# Exercise input start

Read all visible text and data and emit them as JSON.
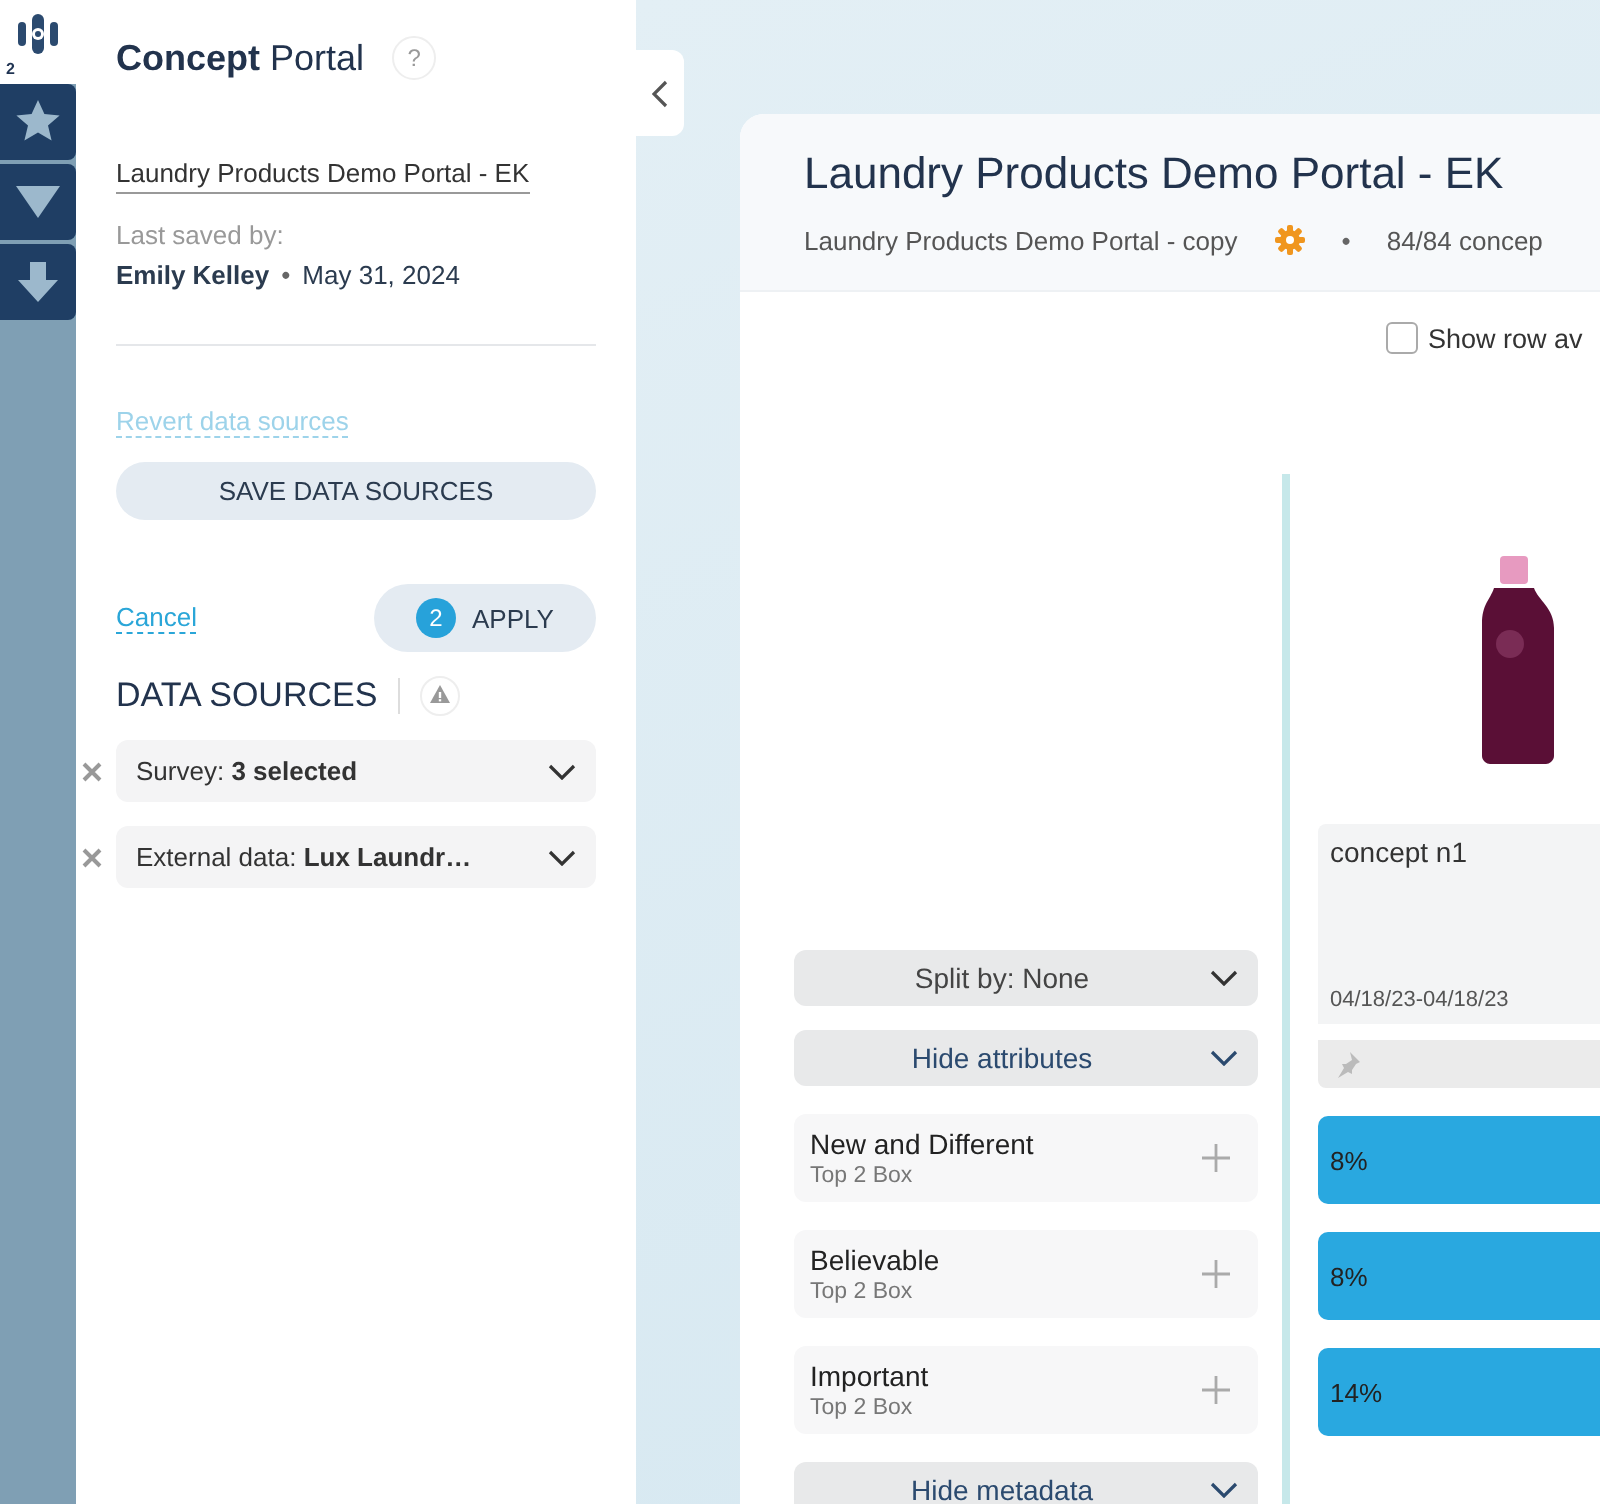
{
  "rail": {
    "badge": "2"
  },
  "sidebar": {
    "title": "**Concept** Portal",
    "help": "?",
    "portal_name": "Laundry Products Demo Portal - EK",
    "last_saved_label": "Last saved by:",
    "saved_by": "Emily Kelley",
    "saved_sep": "•",
    "saved_date": "May 31, 2024",
    "revert_link": "Revert data sources",
    "save_button": "SAVE DATA SOURCES",
    "cancel_link": "Cancel",
    "apply": {
      "count": "2",
      "label": "APPLY"
    },
    "sources_heading": "DATA SOURCES",
    "sources": [
      {
        "label": "Survey:",
        "value": "3 selected"
      },
      {
        "label": "External data:",
        "value": "Lux Laundr…"
      }
    ]
  },
  "main": {
    "title": "Laundry Products Demo Portal - EK",
    "subtitle": "Laundry Products Demo Portal - copy",
    "sub_sep": "•",
    "count": "84/84 concep",
    "show_row": {
      "label": "Show row av",
      "checked": false
    },
    "split_by": "Split by: None",
    "hide_attributes": "Hide attributes",
    "attributes": [
      {
        "name": "New and Different",
        "sub": "Top 2 Box"
      },
      {
        "name": "Believable",
        "sub": "Top 2 Box"
      },
      {
        "name": "Important",
        "sub": "Top 2 Box"
      }
    ],
    "hide_metadata": "Hide metadata",
    "concept": {
      "name": "concept n1",
      "dates": "04/18/23-04/18/23",
      "values": [
        "8%",
        "8%",
        "14%"
      ]
    }
  }
}
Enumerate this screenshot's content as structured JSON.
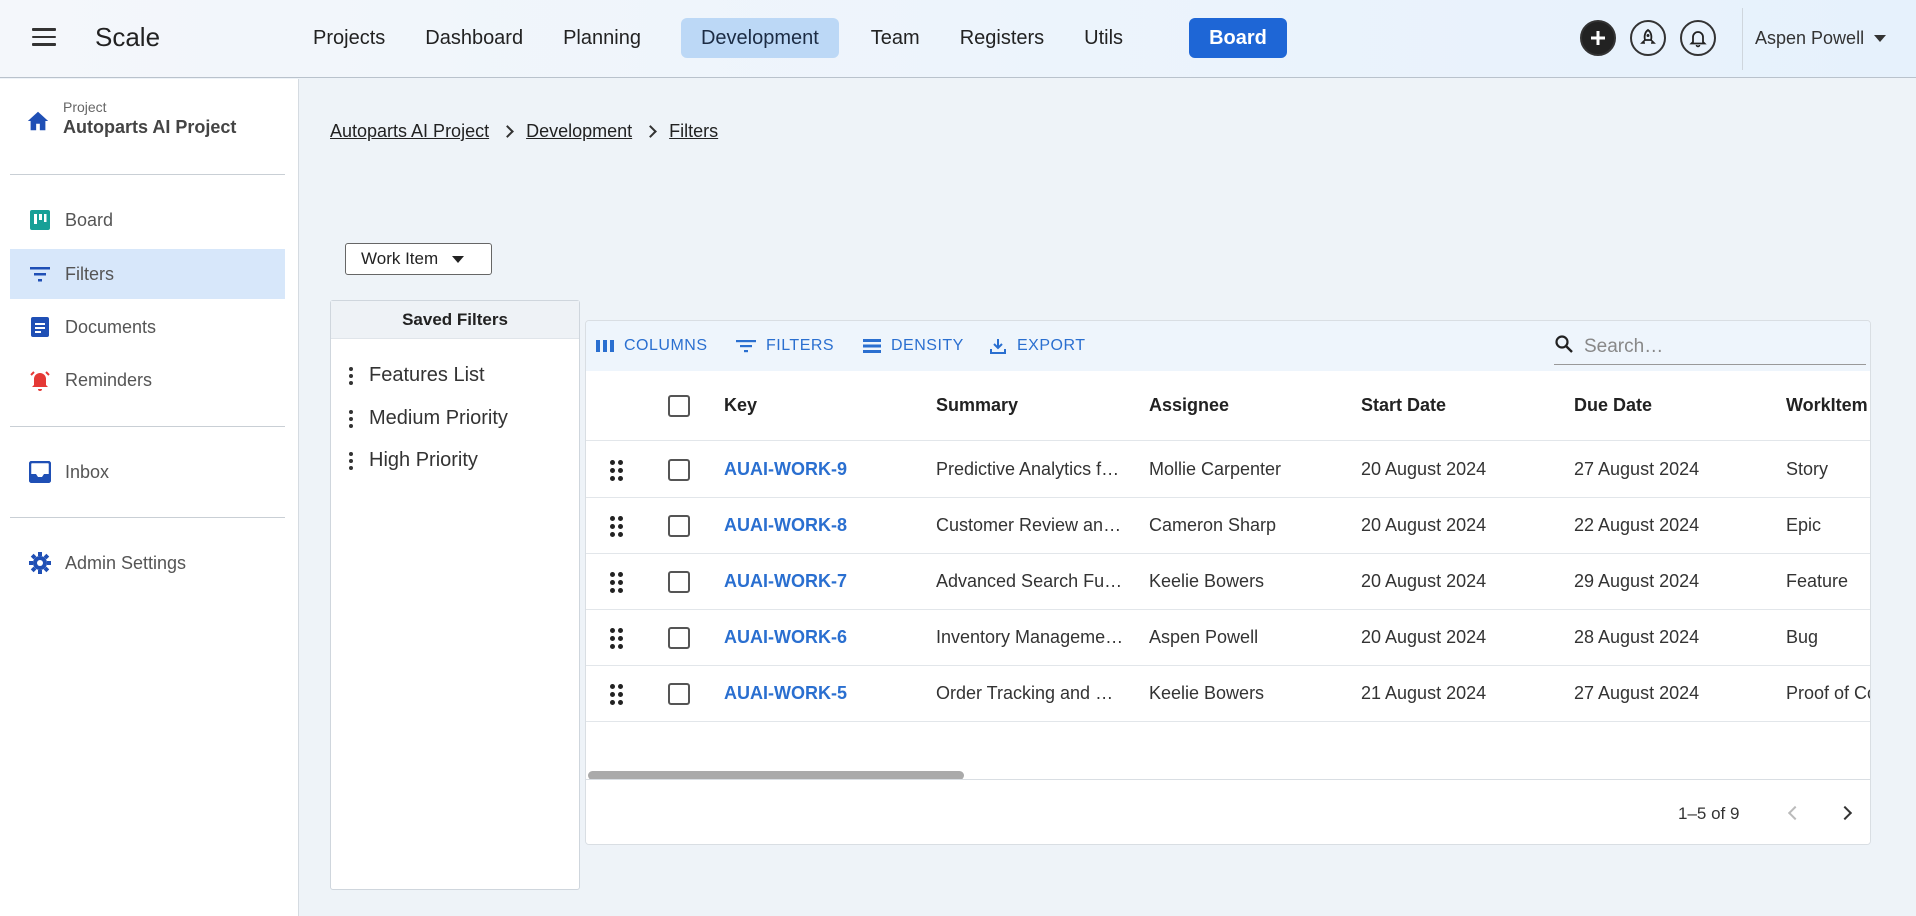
{
  "header": {
    "brand": "Scale",
    "nav": [
      {
        "label": "Projects"
      },
      {
        "label": "Dashboard"
      },
      {
        "label": "Planning"
      },
      {
        "label": "Development",
        "active": true
      },
      {
        "label": "Team"
      },
      {
        "label": "Registers"
      },
      {
        "label": "Utils"
      }
    ],
    "board_label": "Board",
    "user_name": "Aspen Powell",
    "icons": [
      "add-circle-icon",
      "rocket-icon",
      "bell-icon"
    ]
  },
  "sidebar": {
    "project_caption": "Project",
    "project_name": "Autoparts AI Project",
    "items": [
      {
        "label": "Board",
        "icon": "board-icon"
      },
      {
        "label": "Filters",
        "icon": "filter-icon",
        "active": true
      },
      {
        "label": "Documents",
        "icon": "document-icon"
      },
      {
        "label": "Reminders",
        "icon": "alarm-icon"
      },
      {
        "label": "Inbox",
        "icon": "inbox-icon"
      },
      {
        "label": "Admin Settings",
        "icon": "gear-icon"
      }
    ]
  },
  "breadcrumb": [
    "Autoparts AI Project",
    "Development",
    "Filters"
  ],
  "work_item_select": "Work Item",
  "saved_filters": {
    "title": "Saved Filters",
    "items": [
      "Features List",
      "Medium Priority",
      "High Priority"
    ]
  },
  "toolbar": {
    "columns": "COLUMNS",
    "filters": "FILTERS",
    "density": "DENSITY",
    "export": "EXPORT",
    "search_placeholder": "Search…"
  },
  "table": {
    "headers": [
      "Key",
      "Summary",
      "Assignee",
      "Start Date",
      "Due Date",
      "WorkItem"
    ],
    "rows": [
      {
        "key": "AUAI-WORK-9",
        "summary": "Predictive Analytics f…",
        "assignee": "Mollie Carpenter",
        "start": "20 August 2024",
        "due": "27 August 2024",
        "type": "Story"
      },
      {
        "key": "AUAI-WORK-8",
        "summary": "Customer Review an…",
        "assignee": "Cameron Sharp",
        "start": "20 August 2024",
        "due": "22 August 2024",
        "type": "Epic"
      },
      {
        "key": "AUAI-WORK-7",
        "summary": "Advanced Search Fu…",
        "assignee": "Keelie Bowers",
        "start": "20 August 2024",
        "due": "29 August 2024",
        "type": "Feature"
      },
      {
        "key": "AUAI-WORK-6",
        "summary": "Inventory Manageme…",
        "assignee": "Aspen Powell",
        "start": "20 August 2024",
        "due": "28 August 2024",
        "type": "Bug"
      },
      {
        "key": "AUAI-WORK-5",
        "summary": "Order Tracking and …",
        "assignee": "Keelie Bowers",
        "start": "21 August 2024",
        "due": "27 August 2024",
        "type": "Proof of Co"
      }
    ]
  },
  "pagination": "1–5 of 9",
  "colors": {
    "accent": "#1e66d6",
    "link": "#2a6fd0",
    "active_nav": "#bcd8f6",
    "active_side": "#d7e7fa"
  }
}
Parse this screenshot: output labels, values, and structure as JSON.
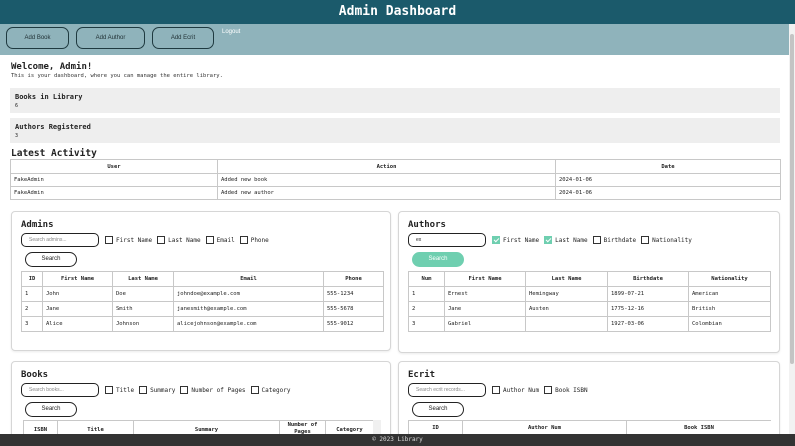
{
  "header": {
    "title": "Admin Dashboard"
  },
  "nav": {
    "add_book": "Add Book",
    "add_author": "Add Author",
    "add_ecrit": "Add Ecrit",
    "logout": "Logout"
  },
  "welcome": {
    "title": "Welcome, Admin!",
    "subtitle": "This is your dashboard, where you can manage the entire library."
  },
  "stats": {
    "books": {
      "label": "Books in Library",
      "value": "6"
    },
    "authors": {
      "label": "Authors Registered",
      "value": "3"
    }
  },
  "activity": {
    "title": "Latest Activity",
    "headers": [
      "User",
      "Action",
      "Date"
    ],
    "rows": [
      [
        "FakeAdmin",
        "Added new book",
        "2024-01-06"
      ],
      [
        "FakeAdmin",
        "Added new author",
        "2024-01-06"
      ]
    ]
  },
  "admins": {
    "title": "Admins",
    "search_placeholder": "Search admins...",
    "filters": [
      "First Name",
      "Last Name",
      "Email",
      "Phone"
    ],
    "search_label": "Search",
    "headers": [
      "ID",
      "First Name",
      "Last Name",
      "Email",
      "Phone"
    ],
    "rows": [
      [
        "1",
        "John",
        "Doe",
        "johndoe@example.com",
        "555-1234"
      ],
      [
        "2",
        "Jane",
        "Smith",
        "janesmith@example.com",
        "555-5678"
      ],
      [
        "3",
        "Alice",
        "Johnson",
        "alicejohnson@example.com",
        "555-9012"
      ]
    ]
  },
  "authors": {
    "title": "Authors",
    "search_value": "ex",
    "filters": [
      "First Name",
      "Last Name",
      "Birthdate",
      "Nationality"
    ],
    "filters_checked": [
      true,
      true,
      false,
      false
    ],
    "search_label": "Search",
    "headers": [
      "Num",
      "First Name",
      "Last Name",
      "Birthdate",
      "Nationality"
    ],
    "rows": [
      [
        "1",
        "Ernest",
        "Hemingway",
        "1899-07-21",
        "American"
      ],
      [
        "2",
        "Jane",
        "Austen",
        "1775-12-16",
        "British"
      ],
      [
        "3",
        "Gabriel",
        "",
        "1927-03-06",
        "Colombian"
      ]
    ]
  },
  "books": {
    "title": "Books",
    "search_placeholder": "Search books...",
    "filters": [
      "Title",
      "Summary",
      "Number of Pages",
      "Category"
    ],
    "search_label": "Search",
    "headers": [
      "ISBN",
      "Title",
      "Summary",
      "Number of Pages",
      "Category"
    ]
  },
  "ecrit": {
    "title": "Ecrit",
    "search_placeholder": "Search ecrit records...",
    "filters": [
      "Author Num",
      "Book ISBN"
    ],
    "search_label": "Search",
    "headers": [
      "ID",
      "Author Num",
      "Book ISBN"
    ]
  },
  "footer": {
    "text": "© 2023 Library"
  },
  "colors": {
    "header": "#1b5a6b",
    "navbar": "#8fb3bb",
    "accent": "#6fcfb0",
    "footer": "#333333"
  }
}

# Exercise input end

| Task statement |
Would you set down the listing exactly, omitting pictures?

| The result |
Read all visible text and data and emit them as JSON.
{
  "rail": {
    "badge": "2"
  },
  "sidebar": {
    "title": "**Concept** Portal",
    "help": "?",
    "portal_name": "Laundry Products Demo Portal - EK",
    "last_saved_label": "Last saved by:",
    "saved_by": "Emily Kelley",
    "saved_sep": "•",
    "saved_date": "May 31, 2024",
    "revert_link": "Revert data sources",
    "save_button": "SAVE DATA SOURCES",
    "cancel_link": "Cancel",
    "apply": {
      "count": "2",
      "label": "APPLY"
    },
    "sources_heading": "DATA SOURCES",
    "sources": [
      {
        "label": "Survey:",
        "value": "3 selected"
      },
      {
        "label": "External data:",
        "value": "Lux Laundr…"
      }
    ]
  },
  "main": {
    "title": "Laundry Products Demo Portal - EK",
    "subtitle": "Laundry Products Demo Portal - copy",
    "sub_sep": "•",
    "count": "84/84 concep",
    "show_row": {
      "label": "Show row av",
      "checked": false
    },
    "split_by": "Split by: None",
    "hide_attributes": "Hide attributes",
    "attributes": [
      {
        "name": "New and Different",
        "sub": "Top 2 Box"
      },
      {
        "name": "Believable",
        "sub": "Top 2 Box"
      },
      {
        "name": "Important",
        "sub": "Top 2 Box"
      }
    ],
    "hide_metadata": "Hide metadata",
    "concept": {
      "name": "concept n1",
      "dates": "04/18/23-04/18/23",
      "values": [
        "8%",
        "8%",
        "14%"
      ]
    }
  }
}
Enumerate this screenshot's content as structured JSON.
{
  "header": {
    "brand": "Scale",
    "nav": [
      {
        "label": "Projects"
      },
      {
        "label": "Dashboard"
      },
      {
        "label": "Planning"
      },
      {
        "label": "Development",
        "active": true
      },
      {
        "label": "Team"
      },
      {
        "label": "Registers"
      },
      {
        "label": "Utils"
      }
    ],
    "board_label": "Board",
    "user_name": "Aspen Powell",
    "icons": [
      "add-circle-icon",
      "rocket-icon",
      "bell-icon"
    ]
  },
  "sidebar": {
    "project_caption": "Project",
    "project_name": "Autoparts AI Project",
    "items": [
      {
        "label": "Board",
        "icon": "board-icon"
      },
      {
        "label": "Filters",
        "icon": "filter-icon",
        "active": true
      },
      {
        "label": "Documents",
        "icon": "document-icon"
      },
      {
        "label": "Reminders",
        "icon": "alarm-icon"
      },
      {
        "label": "Inbox",
        "icon": "inbox-icon"
      },
      {
        "label": "Admin Settings",
        "icon": "gear-icon"
      }
    ]
  },
  "breadcrumb": [
    "Autoparts AI Project",
    "Development",
    "Filters"
  ],
  "work_item_select": "Work Item",
  "saved_filters": {
    "title": "Saved Filters",
    "items": [
      "Features List",
      "Medium Priority",
      "High Priority"
    ]
  },
  "toolbar": {
    "columns": "COLUMNS",
    "filters": "FILTERS",
    "density": "DENSITY",
    "export": "EXPORT",
    "search_placeholder": "Search…"
  },
  "table": {
    "headers": [
      "Key",
      "Summary",
      "Assignee",
      "Start Date",
      "Due Date",
      "WorkItem"
    ],
    "rows": [
      {
        "key": "AUAI-WORK-9",
        "summary": "Predictive Analytics f…",
        "assignee": "Mollie Carpenter",
        "start": "20 August 2024",
        "due": "27 August 2024",
        "type": "Story"
      },
      {
        "key": "AUAI-WORK-8",
        "summary": "Customer Review an…",
        "assignee": "Cameron Sharp",
        "start": "20 August 2024",
        "due": "22 August 2024",
        "type": "Epic"
      },
      {
        "key": "AUAI-WORK-7",
        "summary": "Advanced Search Fu…",
        "assignee": "Keelie Bowers",
        "start": "20 August 2024",
        "due": "29 August 2024",
        "type": "Feature"
      },
      {
        "key": "AUAI-WORK-6",
        "summary": "Inventory Manageme…",
        "assignee": "Aspen Powell",
        "start": "20 August 2024",
        "due": "28 August 2024",
        "type": "Bug"
      },
      {
        "key": "AUAI-WORK-5",
        "summary": "Order Tracking and …",
        "assignee": "Keelie Bowers",
        "start": "21 August 2024",
        "due": "27 August 2024",
        "type": "Proof of Co"
      }
    ]
  },
  "pagination": "1–5 of 9",
  "colors": {
    "accent": "#1e66d6",
    "link": "#2a6fd0",
    "active_nav": "#bcd8f6",
    "active_side": "#d7e7fa"
  }
}
Parse this screenshot: output labels, values, and structure as JSON.
{
  "header": {
    "title": "Admin Dashboard"
  },
  "nav": {
    "add_book": "Add Book",
    "add_author": "Add Author",
    "add_ecrit": "Add Ecrit",
    "logout": "Logout"
  },
  "welcome": {
    "title": "Welcome, Admin!",
    "subtitle": "This is your dashboard, where you can manage the entire library."
  },
  "stats": {
    "books": {
      "label": "Books in Library",
      "value": "6"
    },
    "authors": {
      "label": "Authors Registered",
      "value": "3"
    }
  },
  "activity": {
    "title": "Latest Activity",
    "headers": [
      "User",
      "Action",
      "Date"
    ],
    "rows": [
      [
        "FakeAdmin",
        "Added new book",
        "2024-01-06"
      ],
      [
        "FakeAdmin",
        "Added new author",
        "2024-01-06"
      ]
    ]
  },
  "admins": {
    "title": "Admins",
    "search_placeholder": "Search admins...",
    "filters": [
      "First Name",
      "Last Name",
      "Email",
      "Phone"
    ],
    "search_label": "Search",
    "headers": [
      "ID",
      "First Name",
      "Last Name",
      "Email",
      "Phone"
    ],
    "rows": [
      [
        "1",
        "John",
        "Doe",
        "johndoe@example.com",
        "555-1234"
      ],
      [
        "2",
        "Jane",
        "Smith",
        "janesmith@example.com",
        "555-5678"
      ],
      [
        "3",
        "Alice",
        "Johnson",
        "alicejohnson@example.com",
        "555-9012"
      ]
    ]
  },
  "authors": {
    "title": "Authors",
    "search_value": "ex",
    "filters": [
      "First Name",
      "Last Name",
      "Birthdate",
      "Nationality"
    ],
    "filters_checked": [
      true,
      true,
      false,
      false
    ],
    "search_label": "Search",
    "headers": [
      "Num",
      "First Name",
      "Last Name",
      "Birthdate",
      "Nationality"
    ],
    "rows": [
      [
        "1",
        "Ernest",
        "Hemingway",
        "1899-07-21",
        "American"
      ],
      [
        "2",
        "Jane",
        "Austen",
        "1775-12-16",
        "British"
      ],
      [
        "3",
        "Gabriel",
        "",
        "1927-03-06",
        "Colombian"
      ]
    ]
  },
  "books": {
    "title": "Books",
    "search_placeholder": "Search books...",
    "filters": [
      "Title",
      "Summary",
      "Number of Pages",
      "Category"
    ],
    "search_label": "Search",
    "headers": [
      "ISBN",
      "Title",
      "Summary",
      "Number of Pages",
      "Category"
    ]
  },
  "ecrit": {
    "title": "Ecrit",
    "search_placeholder": "Search ecrit records...",
    "filters": [
      "Author Num",
      "Book ISBN"
    ],
    "search_label": "Search",
    "headers": [
      "ID",
      "Author Num",
      "Book ISBN"
    ]
  },
  "footer": {
    "text": "© 2023 Library"
  },
  "colors": {
    "header": "#1b5a6b",
    "navbar": "#8fb3bb",
    "accent": "#6fcfb0",
    "footer": "#333333"
  }
}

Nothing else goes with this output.